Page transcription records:

+++

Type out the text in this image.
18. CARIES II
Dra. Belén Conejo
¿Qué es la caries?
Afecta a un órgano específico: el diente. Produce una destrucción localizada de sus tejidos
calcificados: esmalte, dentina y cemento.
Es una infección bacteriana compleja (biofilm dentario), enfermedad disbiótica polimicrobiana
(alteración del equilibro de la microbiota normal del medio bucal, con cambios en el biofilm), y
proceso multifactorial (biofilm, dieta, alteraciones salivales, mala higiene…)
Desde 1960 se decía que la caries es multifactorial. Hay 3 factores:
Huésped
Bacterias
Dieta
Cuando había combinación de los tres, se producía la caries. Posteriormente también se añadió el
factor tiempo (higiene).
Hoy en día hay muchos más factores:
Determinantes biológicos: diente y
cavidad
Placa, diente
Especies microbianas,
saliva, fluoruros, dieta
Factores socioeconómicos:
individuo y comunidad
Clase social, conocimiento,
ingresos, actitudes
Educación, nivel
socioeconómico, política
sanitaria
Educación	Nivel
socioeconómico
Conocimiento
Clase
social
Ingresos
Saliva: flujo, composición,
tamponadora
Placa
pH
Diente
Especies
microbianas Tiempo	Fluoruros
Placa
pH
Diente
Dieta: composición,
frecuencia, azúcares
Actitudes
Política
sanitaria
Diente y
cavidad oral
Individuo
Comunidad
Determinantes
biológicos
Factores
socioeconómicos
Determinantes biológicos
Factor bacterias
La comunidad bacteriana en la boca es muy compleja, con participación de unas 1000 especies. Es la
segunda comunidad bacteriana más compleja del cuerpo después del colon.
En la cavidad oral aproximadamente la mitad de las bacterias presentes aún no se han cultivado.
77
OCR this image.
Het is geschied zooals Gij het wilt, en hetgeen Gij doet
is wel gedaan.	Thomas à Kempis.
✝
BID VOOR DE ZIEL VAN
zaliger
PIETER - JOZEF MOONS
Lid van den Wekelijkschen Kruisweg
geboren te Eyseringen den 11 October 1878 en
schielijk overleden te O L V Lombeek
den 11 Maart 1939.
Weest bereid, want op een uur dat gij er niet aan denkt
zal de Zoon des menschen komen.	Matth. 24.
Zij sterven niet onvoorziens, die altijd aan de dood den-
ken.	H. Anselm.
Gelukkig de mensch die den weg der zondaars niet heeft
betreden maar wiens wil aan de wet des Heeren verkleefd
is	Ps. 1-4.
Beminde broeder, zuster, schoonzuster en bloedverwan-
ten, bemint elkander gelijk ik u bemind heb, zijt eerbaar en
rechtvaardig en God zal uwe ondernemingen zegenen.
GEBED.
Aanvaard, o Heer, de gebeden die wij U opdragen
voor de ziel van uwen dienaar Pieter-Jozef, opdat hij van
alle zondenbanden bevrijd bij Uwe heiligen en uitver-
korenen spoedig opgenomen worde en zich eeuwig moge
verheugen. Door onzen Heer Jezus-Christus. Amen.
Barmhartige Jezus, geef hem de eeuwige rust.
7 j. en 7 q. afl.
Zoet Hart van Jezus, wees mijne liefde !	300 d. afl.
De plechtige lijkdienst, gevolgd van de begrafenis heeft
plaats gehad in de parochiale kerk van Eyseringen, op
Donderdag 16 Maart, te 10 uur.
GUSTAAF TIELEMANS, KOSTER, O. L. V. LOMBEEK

+++

WORK TO BE COMPLETED - Determine the count of lines in the data above with the string "composición" in them, and give that count alone.

ANSWER BOX - 2